| INSTRUCTIONS FOR THE TASK |
What lines in the entries below contain the word "Básico"? Copy all of them.

| DATA PROVIDED |
◇ ◇ ◇
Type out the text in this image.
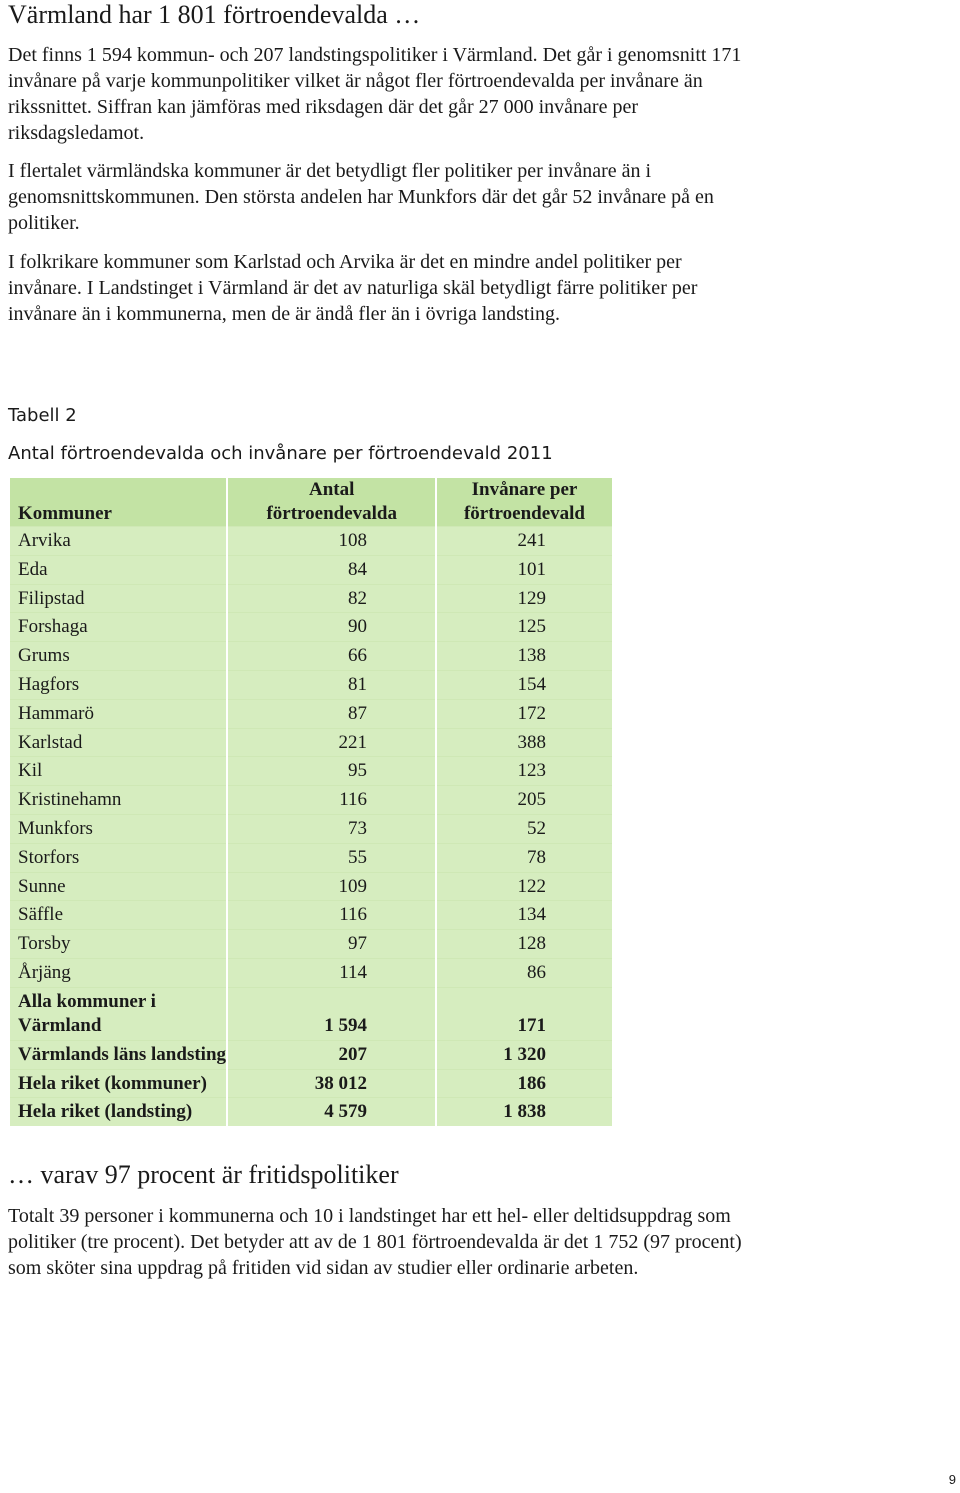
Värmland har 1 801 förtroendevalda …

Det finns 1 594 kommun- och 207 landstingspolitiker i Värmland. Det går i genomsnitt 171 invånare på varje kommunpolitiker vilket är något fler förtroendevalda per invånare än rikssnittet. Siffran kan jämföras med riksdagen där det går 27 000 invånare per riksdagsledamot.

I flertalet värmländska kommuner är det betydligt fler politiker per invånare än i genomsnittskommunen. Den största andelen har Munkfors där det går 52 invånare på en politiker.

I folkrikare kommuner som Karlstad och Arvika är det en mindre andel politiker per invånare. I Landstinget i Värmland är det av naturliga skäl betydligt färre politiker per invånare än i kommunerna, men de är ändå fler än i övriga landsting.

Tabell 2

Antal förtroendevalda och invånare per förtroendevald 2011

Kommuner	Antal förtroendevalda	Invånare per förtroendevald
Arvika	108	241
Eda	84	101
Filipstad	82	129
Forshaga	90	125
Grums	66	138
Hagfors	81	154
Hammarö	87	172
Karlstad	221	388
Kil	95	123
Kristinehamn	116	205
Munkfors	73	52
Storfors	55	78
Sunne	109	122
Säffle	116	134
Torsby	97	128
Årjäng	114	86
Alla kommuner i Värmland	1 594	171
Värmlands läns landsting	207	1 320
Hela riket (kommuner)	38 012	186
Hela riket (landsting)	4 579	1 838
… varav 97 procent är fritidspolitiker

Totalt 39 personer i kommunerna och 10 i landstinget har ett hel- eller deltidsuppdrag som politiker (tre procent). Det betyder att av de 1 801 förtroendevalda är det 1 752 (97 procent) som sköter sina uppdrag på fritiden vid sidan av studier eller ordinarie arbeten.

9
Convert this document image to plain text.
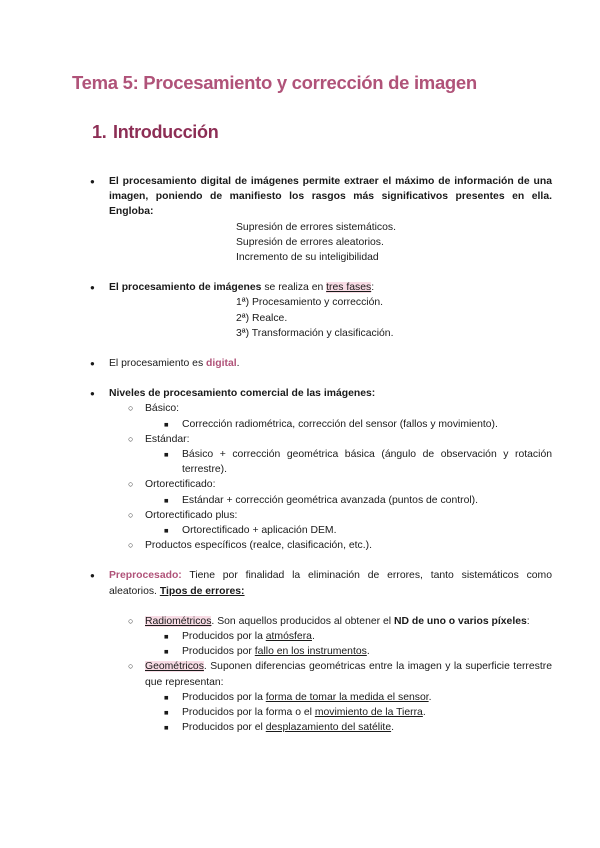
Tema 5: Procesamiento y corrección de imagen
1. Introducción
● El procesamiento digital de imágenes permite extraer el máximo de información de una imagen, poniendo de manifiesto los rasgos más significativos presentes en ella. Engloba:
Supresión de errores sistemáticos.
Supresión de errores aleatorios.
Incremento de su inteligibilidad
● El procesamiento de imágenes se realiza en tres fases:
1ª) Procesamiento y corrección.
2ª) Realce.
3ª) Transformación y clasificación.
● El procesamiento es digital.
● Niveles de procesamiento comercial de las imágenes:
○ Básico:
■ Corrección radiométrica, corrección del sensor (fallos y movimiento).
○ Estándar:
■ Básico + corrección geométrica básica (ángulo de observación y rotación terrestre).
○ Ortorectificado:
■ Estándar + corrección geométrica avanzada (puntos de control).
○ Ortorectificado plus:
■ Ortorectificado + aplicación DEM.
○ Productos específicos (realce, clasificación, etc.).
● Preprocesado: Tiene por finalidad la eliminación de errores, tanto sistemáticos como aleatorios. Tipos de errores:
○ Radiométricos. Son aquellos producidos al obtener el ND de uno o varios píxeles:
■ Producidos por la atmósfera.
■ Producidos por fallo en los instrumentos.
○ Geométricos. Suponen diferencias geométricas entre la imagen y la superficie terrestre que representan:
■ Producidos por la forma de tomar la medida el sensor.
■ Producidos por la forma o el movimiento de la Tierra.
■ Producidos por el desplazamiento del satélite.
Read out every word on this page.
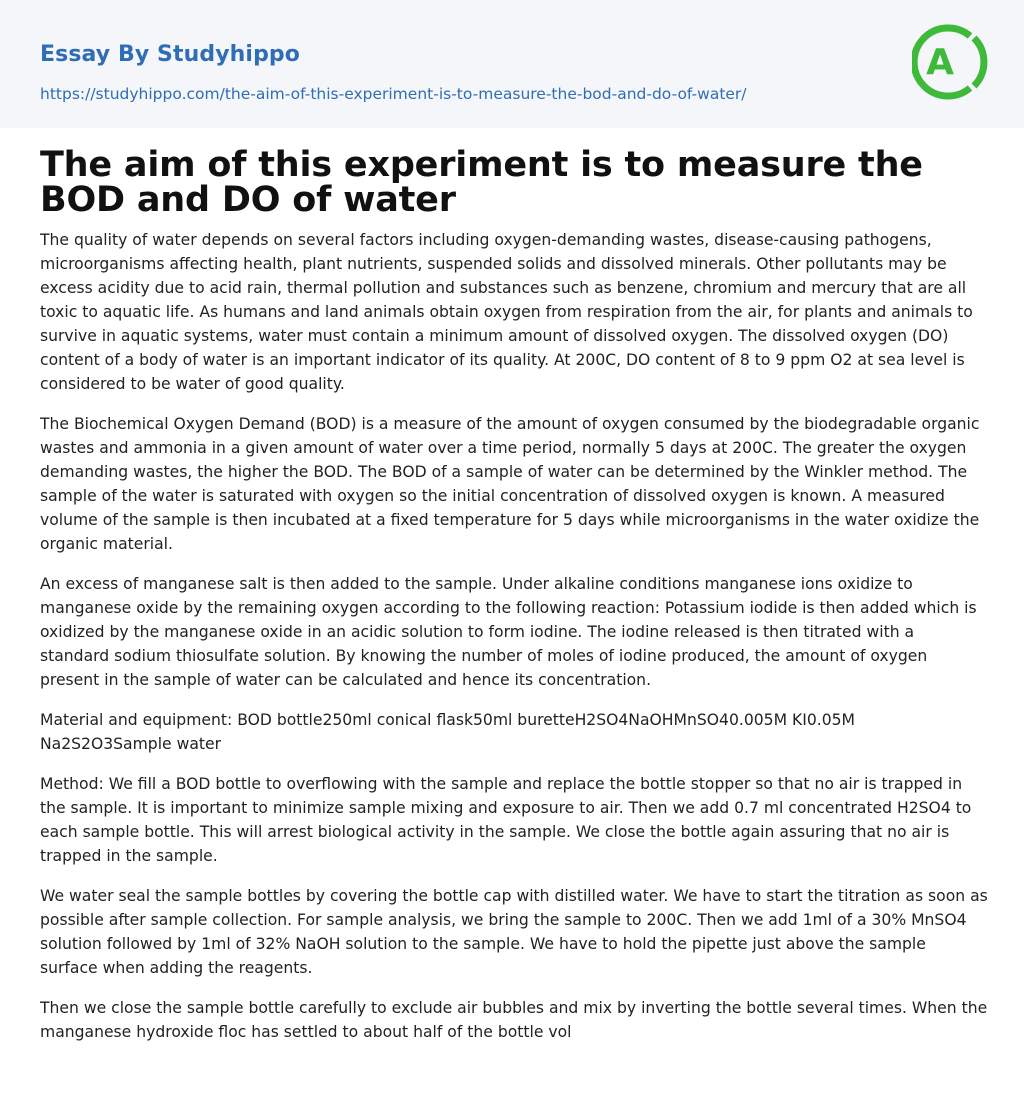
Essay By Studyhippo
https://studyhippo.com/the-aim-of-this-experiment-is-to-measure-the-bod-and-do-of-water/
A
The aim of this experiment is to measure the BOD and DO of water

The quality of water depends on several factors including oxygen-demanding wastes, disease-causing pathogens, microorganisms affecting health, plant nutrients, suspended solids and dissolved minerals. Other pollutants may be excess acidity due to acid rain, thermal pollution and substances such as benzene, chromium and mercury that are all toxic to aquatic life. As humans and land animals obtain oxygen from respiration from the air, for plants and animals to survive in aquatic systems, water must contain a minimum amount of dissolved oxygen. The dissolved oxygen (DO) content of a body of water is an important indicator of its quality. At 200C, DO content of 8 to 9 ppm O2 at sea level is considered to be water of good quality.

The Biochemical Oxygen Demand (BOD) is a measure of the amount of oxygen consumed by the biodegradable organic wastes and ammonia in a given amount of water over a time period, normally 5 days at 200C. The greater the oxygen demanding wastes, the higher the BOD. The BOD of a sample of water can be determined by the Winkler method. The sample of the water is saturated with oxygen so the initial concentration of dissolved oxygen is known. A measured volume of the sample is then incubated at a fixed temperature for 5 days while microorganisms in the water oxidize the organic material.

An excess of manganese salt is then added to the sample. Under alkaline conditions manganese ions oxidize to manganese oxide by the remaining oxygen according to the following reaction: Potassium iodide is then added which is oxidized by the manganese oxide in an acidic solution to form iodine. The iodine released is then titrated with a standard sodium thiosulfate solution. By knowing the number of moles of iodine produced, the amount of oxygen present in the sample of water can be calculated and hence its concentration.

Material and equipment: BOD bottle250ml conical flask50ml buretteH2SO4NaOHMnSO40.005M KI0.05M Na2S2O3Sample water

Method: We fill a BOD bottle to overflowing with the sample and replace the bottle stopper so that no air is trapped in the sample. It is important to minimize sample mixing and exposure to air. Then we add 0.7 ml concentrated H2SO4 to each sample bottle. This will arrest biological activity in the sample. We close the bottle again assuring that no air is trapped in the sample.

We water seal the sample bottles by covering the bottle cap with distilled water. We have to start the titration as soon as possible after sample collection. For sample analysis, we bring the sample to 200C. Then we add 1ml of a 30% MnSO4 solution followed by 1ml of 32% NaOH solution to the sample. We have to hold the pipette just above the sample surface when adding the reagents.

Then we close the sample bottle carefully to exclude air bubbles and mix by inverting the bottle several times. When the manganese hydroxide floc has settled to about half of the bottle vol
◇ ◇ ◇
| TASK RESPONSE |
○ Básico:
■ Básico + corrección geométrica básica (ángulo de observación y rotación terrestre).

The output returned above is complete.